start SUPPLIED MATERIAL

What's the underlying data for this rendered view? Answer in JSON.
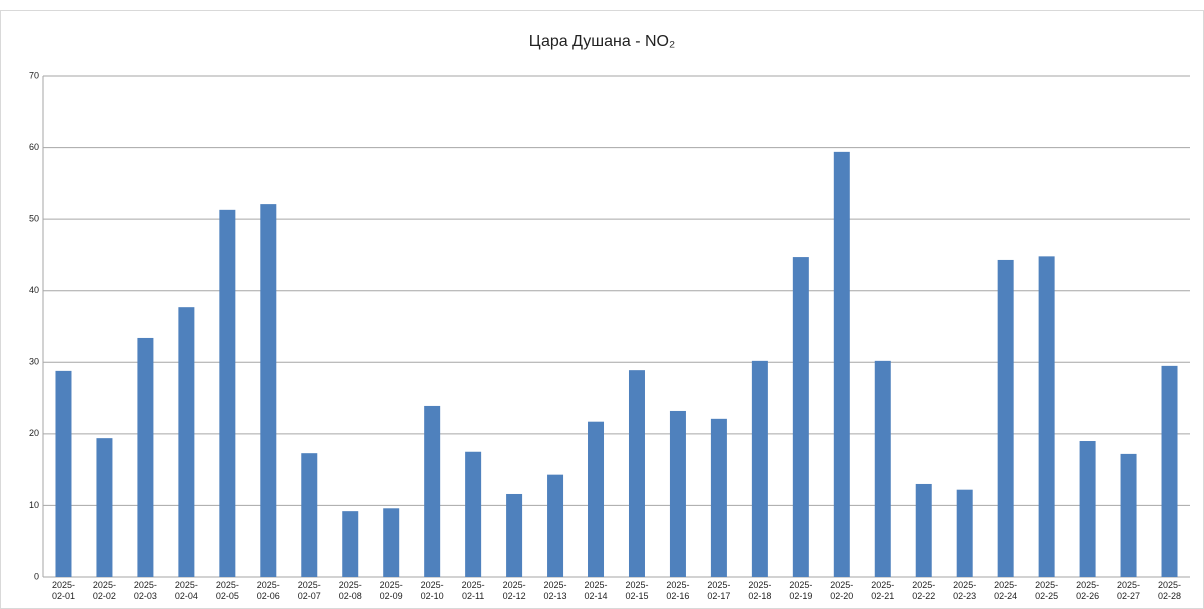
{
  "chart_data": {
    "type": "bar",
    "title": "Цара Душана - NO₂",
    "categories": [
      "2025-02-01",
      "2025-02-02",
      "2025-02-03",
      "2025-02-04",
      "2025-02-05",
      "2025-02-06",
      "2025-02-07",
      "2025-02-08",
      "2025-02-09",
      "2025-02-10",
      "2025-02-11",
      "2025-02-12",
      "2025-02-13",
      "2025-02-14",
      "2025-02-15",
      "2025-02-16",
      "2025-02-17",
      "2025-02-18",
      "2025-02-19",
      "2025-02-20",
      "2025-02-21",
      "2025-02-22",
      "2025-02-23",
      "2025-02-24",
      "2025-02-25",
      "2025-02-26",
      "2025-02-27",
      "2025-02-28"
    ],
    "values": [
      28.8,
      19.4,
      33.4,
      37.7,
      51.3,
      52.1,
      17.3,
      9.2,
      9.6,
      23.9,
      17.5,
      11.6,
      14.3,
      21.7,
      28.9,
      23.2,
      22.1,
      30.2,
      44.7,
      59.4,
      30.2,
      13.0,
      12.2,
      44.3,
      44.8,
      19.0,
      17.2,
      29.5
    ],
    "color": "#4f81bd",
    "ylim": [
      0,
      70
    ],
    "yticks": [
      0,
      10,
      20,
      30,
      40,
      50,
      60,
      70
    ],
    "grid": true
  }
}
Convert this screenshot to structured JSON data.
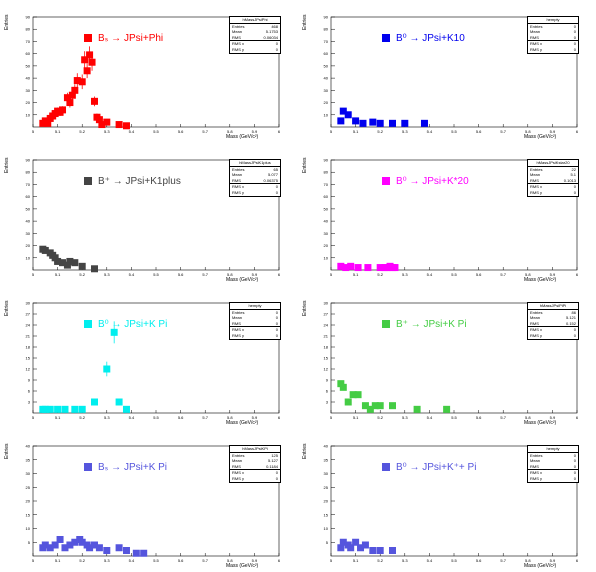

end SUPPLIED MATERIAL

▶ _TO BE DONE_:
Go through the entries above and copy every line containing "this".

▶ _REPLY_:
What's the underlying data for this rendered view? Answer in JSON.
Convert this screenshot to structured JSON data.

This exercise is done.